» Task: Filter this data down to the lines that hold "under", and copy them.

» Supplied data:
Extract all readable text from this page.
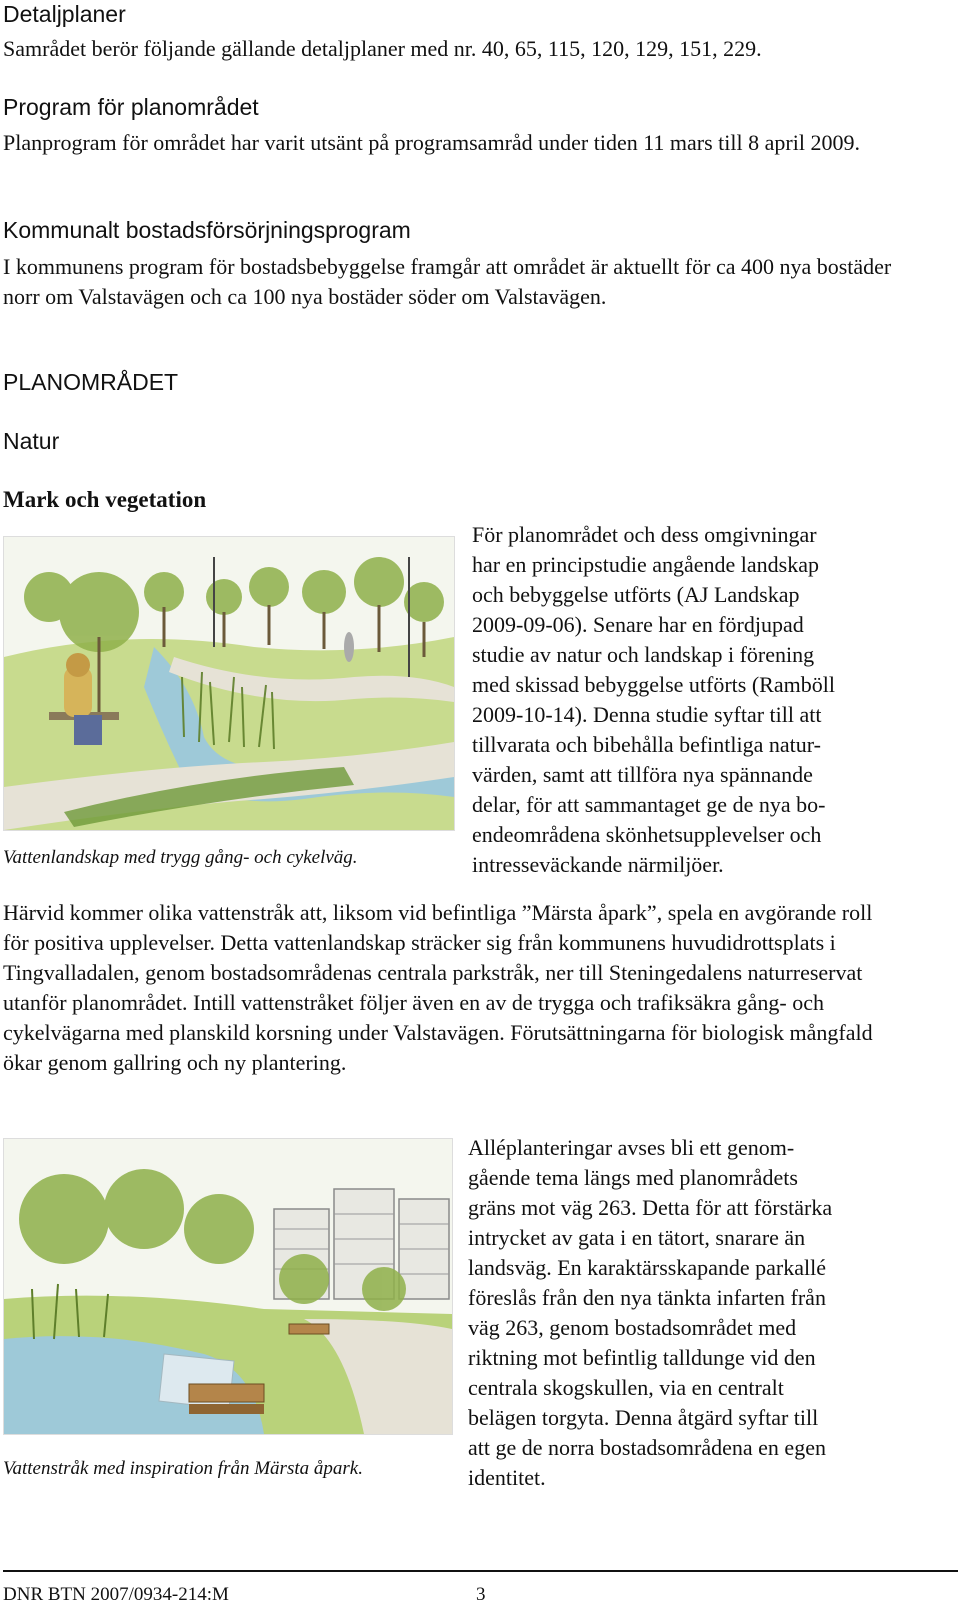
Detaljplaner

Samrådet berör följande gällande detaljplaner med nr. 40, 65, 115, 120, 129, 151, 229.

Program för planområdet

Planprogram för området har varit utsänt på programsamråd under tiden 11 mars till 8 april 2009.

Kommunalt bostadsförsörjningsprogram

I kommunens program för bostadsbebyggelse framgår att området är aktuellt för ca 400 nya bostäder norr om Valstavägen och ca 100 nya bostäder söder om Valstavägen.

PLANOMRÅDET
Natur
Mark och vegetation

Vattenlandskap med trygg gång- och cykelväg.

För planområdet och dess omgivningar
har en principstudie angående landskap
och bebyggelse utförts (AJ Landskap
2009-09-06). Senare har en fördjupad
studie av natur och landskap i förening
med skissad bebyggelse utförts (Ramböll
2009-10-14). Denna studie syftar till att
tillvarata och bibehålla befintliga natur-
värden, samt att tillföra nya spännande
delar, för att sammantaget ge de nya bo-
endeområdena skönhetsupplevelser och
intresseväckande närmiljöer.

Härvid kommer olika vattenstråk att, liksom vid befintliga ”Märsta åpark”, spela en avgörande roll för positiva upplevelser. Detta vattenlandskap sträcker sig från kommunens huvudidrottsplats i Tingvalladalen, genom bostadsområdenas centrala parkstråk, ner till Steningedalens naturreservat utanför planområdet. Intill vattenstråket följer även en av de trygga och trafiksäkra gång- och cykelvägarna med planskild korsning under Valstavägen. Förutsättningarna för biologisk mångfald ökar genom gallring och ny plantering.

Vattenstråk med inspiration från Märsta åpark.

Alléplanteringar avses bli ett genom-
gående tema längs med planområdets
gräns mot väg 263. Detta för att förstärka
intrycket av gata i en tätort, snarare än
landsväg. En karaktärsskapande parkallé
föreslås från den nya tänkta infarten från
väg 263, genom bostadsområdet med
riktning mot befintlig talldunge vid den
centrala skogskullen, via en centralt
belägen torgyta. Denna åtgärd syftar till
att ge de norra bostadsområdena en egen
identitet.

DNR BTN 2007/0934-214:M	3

» Reply to the exercise:
Planprogram för området har varit utsänt på programsamråd under tiden 11 mars till 8 april 2009.
Härvid kommer olika vattenstråk att, liksom vid befintliga ”Märsta åpark”, spela en avgörande roll för positiva upplevelser. Detta vattenlandskap sträcker sig från kommunens huvudidrottsplats i Tingvalladalen, genom bostadsområdenas centrala parkstråk, ner till Steningedalens naturreservat utanför planområdet. Intill vattenstråket följer även en av de trygga och trafiksäkra gång- och cykelvägarna med planskild korsning under Valstavägen. Förutsättningarna för biologisk mångfald ökar genom gallring och ny plantering.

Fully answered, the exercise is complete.